Written instruction:
Wherever the string "обильным" appears in the listing, copy that line.
>> START
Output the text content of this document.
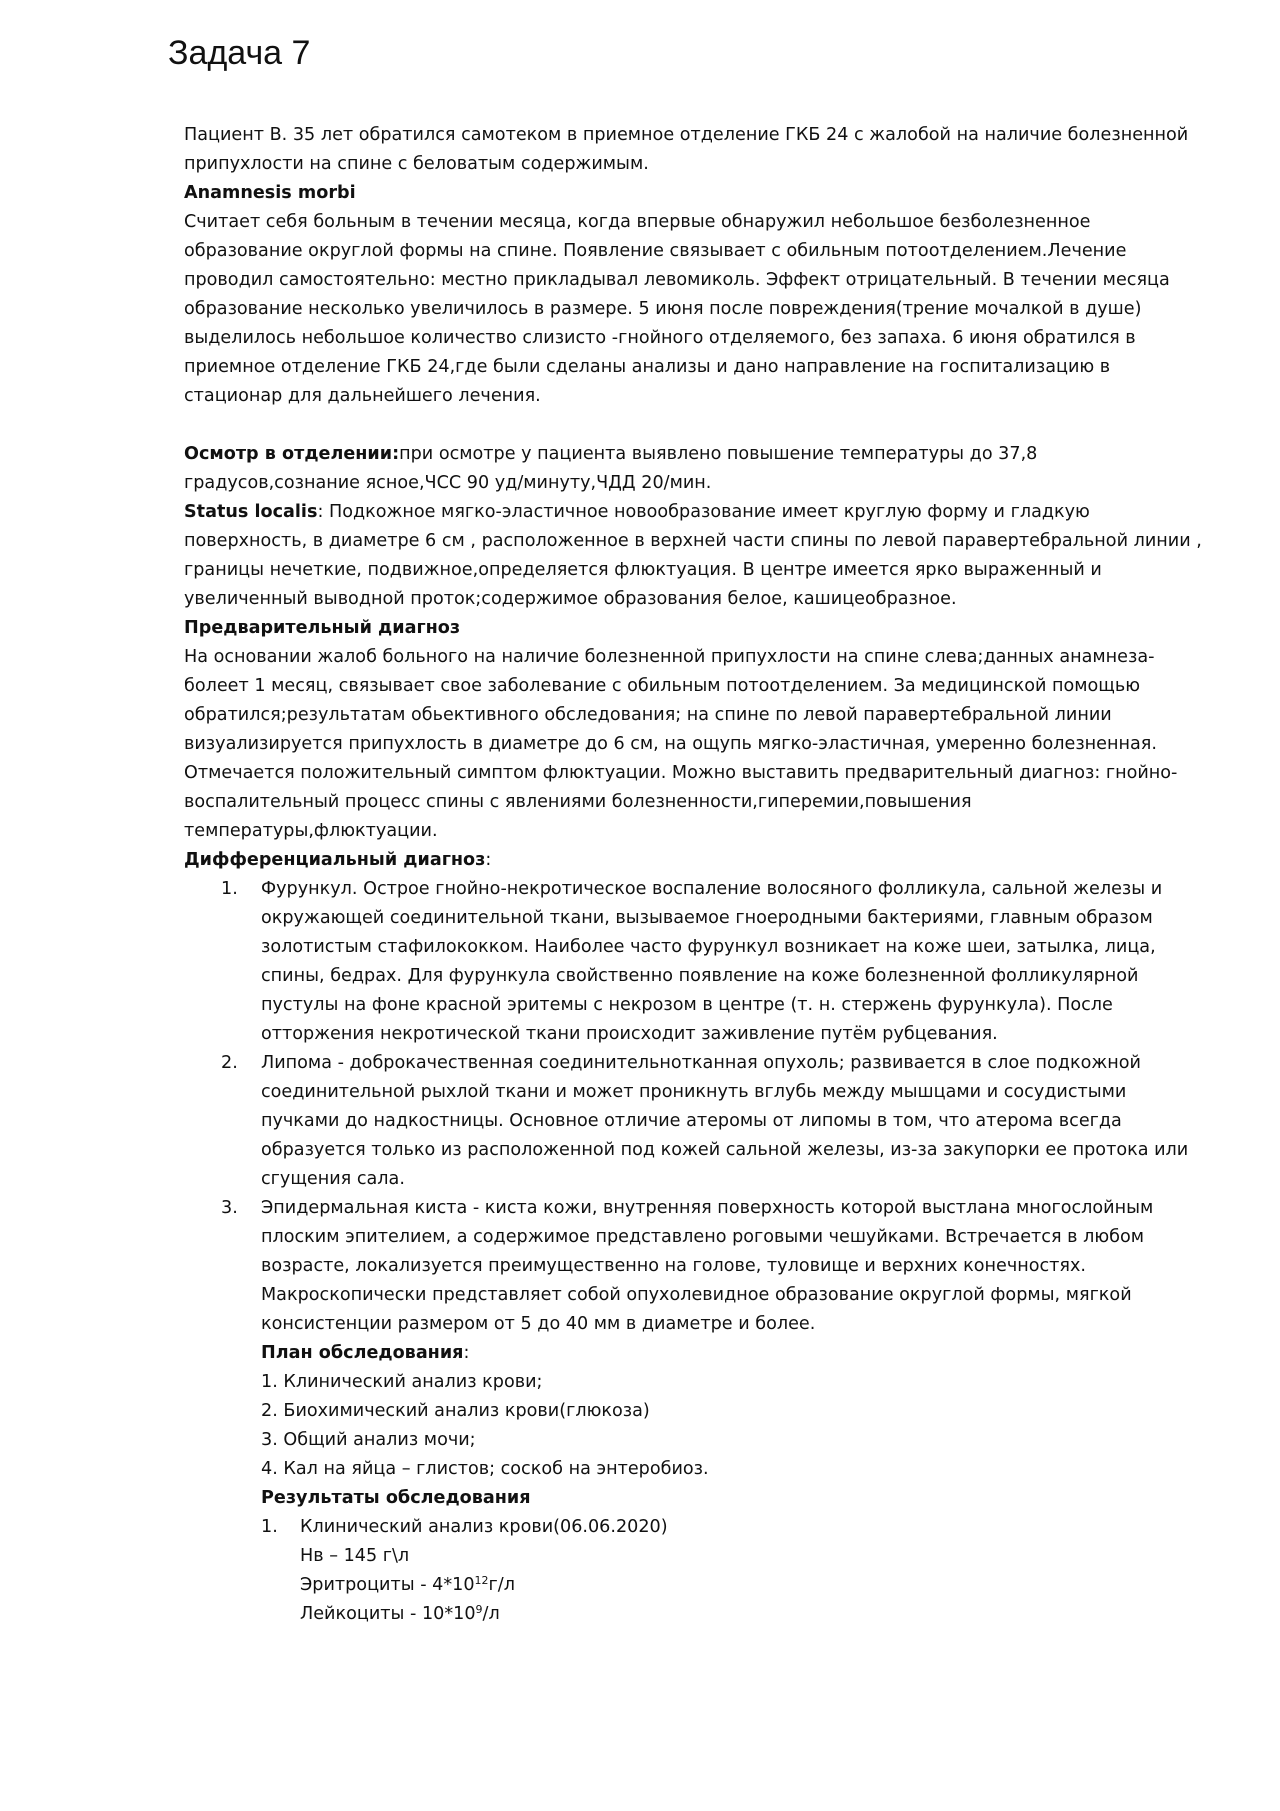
Задача 7

Пациент В. 35 лет обратился самотеком в приемное отделение ГКБ 24 с жалобой на наличие болезненной припухлости на спине с беловатым содержимым.

Anamnesis morbi

Считает себя больным в течении месяца, когда впервые обнаружил небольшое безболезненное образование округлой формы на спине. Появление связывает с обильным потоотделением.Лечение проводил самостоятельно: местно прикладывал левомиколь. Эффект отрицательный. В течении месяца образование несколько увеличилось в размере. 5 июня после повреждения(трение мочалкой в душе) выделилось небольшое количество слизисто -гнойного отделяемого, без запаха. 6 июня обратился в приемное отделение ГКБ 24,где были сделаны анализы и дано направление на госпитализацию в стационар для дальнейшего лечения.

Осмотр в отделении:при осмотре у пациента выявлено повышение температуры до 37,8 градусов,сознание ясное,ЧСС 90 уд/минуту,ЧДД 20/мин.

Status localis: Подкожное мягко-эластичное новообразование имеет круглую форму и гладкую поверхность, в диаметре 6 см , расположенное в верхней части спины по левой паравертебральной линии , границы нечеткие, подвижное,определяется флюктуация. В центре имеется ярко выраженный и увеличенный выводной проток;содержимое образования белое, кашицеобразное.

Предварительный диагноз

На основании жалоб больного на наличие болезненной припухлости на спине слева;данных анамнеза- болеет 1 месяц, связывает свое заболевание с обильным потоотделением. За медицинской помощью обратился;результатам обьективного обследования; на спине по левой паравертебральной линии визуализируется припухлость в диаметре до 6 см, на ощупь мягко-эластичная, умеренно болезненная. Отмечается положительный симптом флюктуации. Можно выставить предварительный диагноз: гнойно-воспалительный процесс спины с явлениями болезненности,гиперемии,повышения температуры,флюктуации.

Дифференциальный диагноз:

1. Фурункул. Острое гнойно-некротическое воспаление волосяного фолликула, сальной железы и окружающей соединительной ткани, вызываемое гноеродными бактериями, главным образом золотистым стафилококком. Наиболее часто фурункул возникает на коже шеи, затылка, лица, спины, бедрах. Для фурункула свойственно появление на коже болезненной фолликулярной пустулы на фоне красной эритемы с некрозом в центре (т. н. стержень фурункула). После отторжения некротической ткани происходит заживление путём рубцевания.
2. Липома - доброкачественная соединительнотканная опухоль; развивается в слое подкожной соединительной рыхлой ткани и может проникнуть вглубь между мышцами и сосудистыми пучками до надкостницы. Основное отличие атеромы от липомы в том, что атерома всегда образуется только из расположенной под кожей сальной железы, из-за закупорки ее протока или сгущения сала.
3. Эпидермальная киста - киста кожи, внутренняя поверхность которой выстлана многослойным плоским эпителием, а содержимое представлено роговыми чешуйками. Встречается в любом возрасте, локализуется преимущественно на голове, туловище и верхних конечностях. Макроскопически представляет собой опухолевидное образование округлой формы, мягкой консистенции размером от 5 до 40 мм в диаметре и более.

План обследования:

1. Клинический анализ крови;

2. Биохимический анализ крови(глюкоза)

3. Общий анализ мочи;

4. Кал на яйца – глистов; соскоб на энтеробиоз.

Результаты обследования

1. Клинический анализ крови(06.06.2020)

Нв – 145 г\л

Эритроциты - $4*10^{12}г/л$

Лейкоциты - $10*10^9/л$
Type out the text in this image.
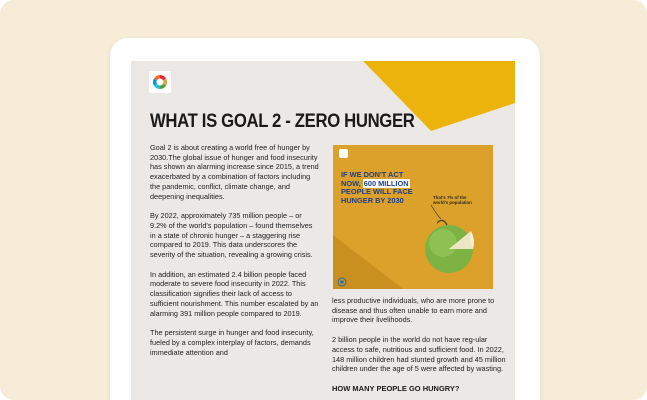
WHAT IS GOAL 2 - ZERO HUNGER

Goal 2 is about creating a world free of hunger by 2030.The global issue of hunger and food insecurity has shown an alarming increase since 2015, a trend exacerbated by a combination of factors including the pandemic, conflict, climate change, and deepening inequalities.

By 2022, approximately 735 million people – or 9.2% of the world's population – found themselves in a state of chronic hunger – a staggering rise compared to 2019. This data underscores the severity of the situation, revealing a growing crisis.

In addition, an estimated 2.4 billion people faced moderate to severe food insecurity in 2022. This classification signifies their lack of access to sufficient nourishment. This number escalated by an alarming 391 million people compared to 2019.

The persistent surge in hunger and food insecurity, fueled by a complex interplay of factors, demands immediate attention and

IF WE DON'T ACT NOW, 600 MILLION PEOPLE WILL FACE HUNGER BY 2030	That's 7% of the world's population

less productive individuals, who are more prone to disease and thus often unable to earn more and improve their livelihoods.

2 billion people in the world do not have reg-ular access to safe, nutritious and sufficient food. In 2022, 148 million children had stunted growth and 45 million children under the age of 5 were affected by wasting.

HOW MANY PEOPLE GO HUNGRY?
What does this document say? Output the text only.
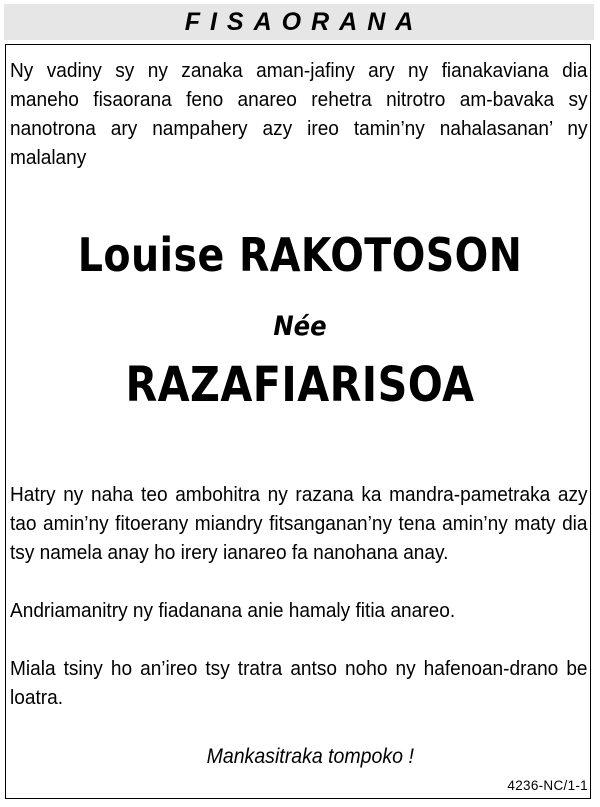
FISAORANA

Ny vadiny sy ny zanaka aman-jafiny ary ny fianakaviana dia maneho fisaorana feno anareo rehetra nitrotro am-bavaka sy nanotrona ary nampahery azy ireo tamin’ny nahalasanan’ ny malalany

Louise RAKOTOSON
Née
RAZAFIARISOA

Hatry ny naha teo ambohitra ny razana ka mandra-pametraka azy tao amin’ny fitoerany miandry fitsanganan’ny tena amin’ny maty dia tsy namela anay ho irery ianareo fa nanohana anay.

Andriamanitry ny fiadanana anie hamaly fitia anareo.

Miala tsiny ho an’ireo tsy tratra antso noho ny hafenoan-drano be loatra.

Mankasitraka tompoko !
4236-NC/1-1
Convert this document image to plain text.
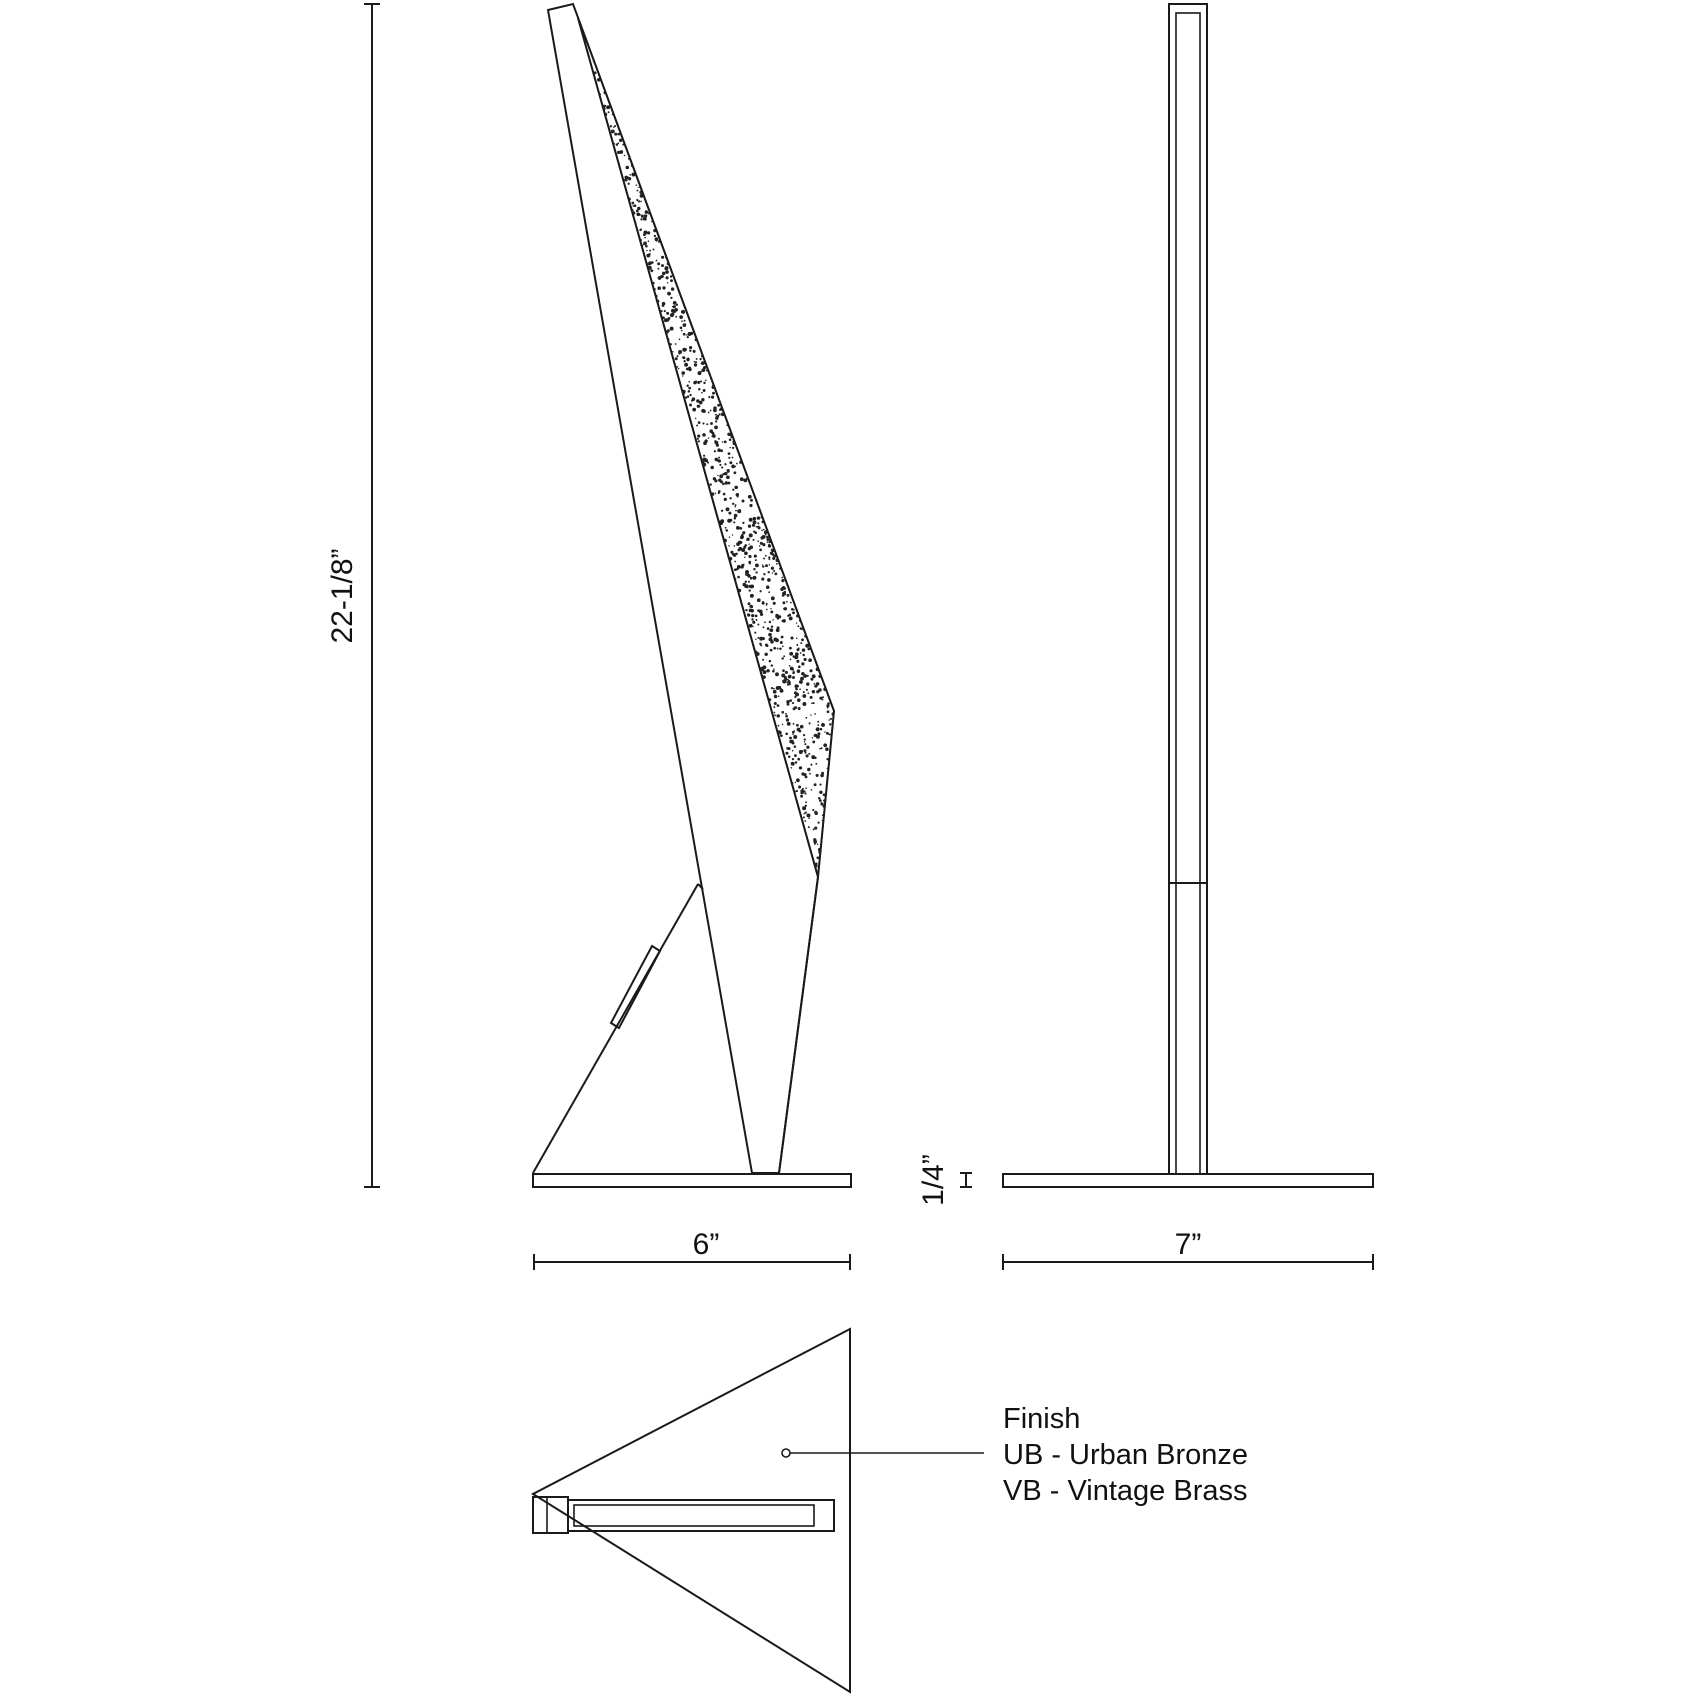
22-1/8”
6”
1/4”
7”
Finish
UB - Urban Bronze
VB - Vintage Brass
>> END
Task output:
Считает себя больным в течении месяца, когда впервые обнаружил небольшое безболезненное образование округлой формы на спине. Появление связывает с обильным потоотделением.Лечение проводил самостоятельно: местно прикладывал левомиколь. Эффект отрицательный. В течении месяца образование несколько увеличилось в размере. 5 июня после повреждения(трение мочалкой в душе) выделилось небольшое количество слизисто -гнойного отделяемого, без запаха. 6 июня обратился в приемное отделение ГКБ 24,где были сделаны анализы и дано направление на госпитализацию в стационар для дальнейшего лечения.
На основании жалоб больного на наличие болезненной припухлости на спине слева;данных анамнеза- болеет 1 месяц, связывает свое заболевание с обильным потоотделением. За медицинской помощью обратился;результатам обьективного обследования; на спине по левой паравертебральной линии визуализируется припухлость в диаметре до 6 см, на ощупь мягко-эластичная, умеренно болезненная. Отмечается положительный симптом флюктуации. Можно выставить предварительный диагноз: гнойно-воспалительный процесс спины с явлениями болезненности,гиперемии,повышения температуры,флюктуации.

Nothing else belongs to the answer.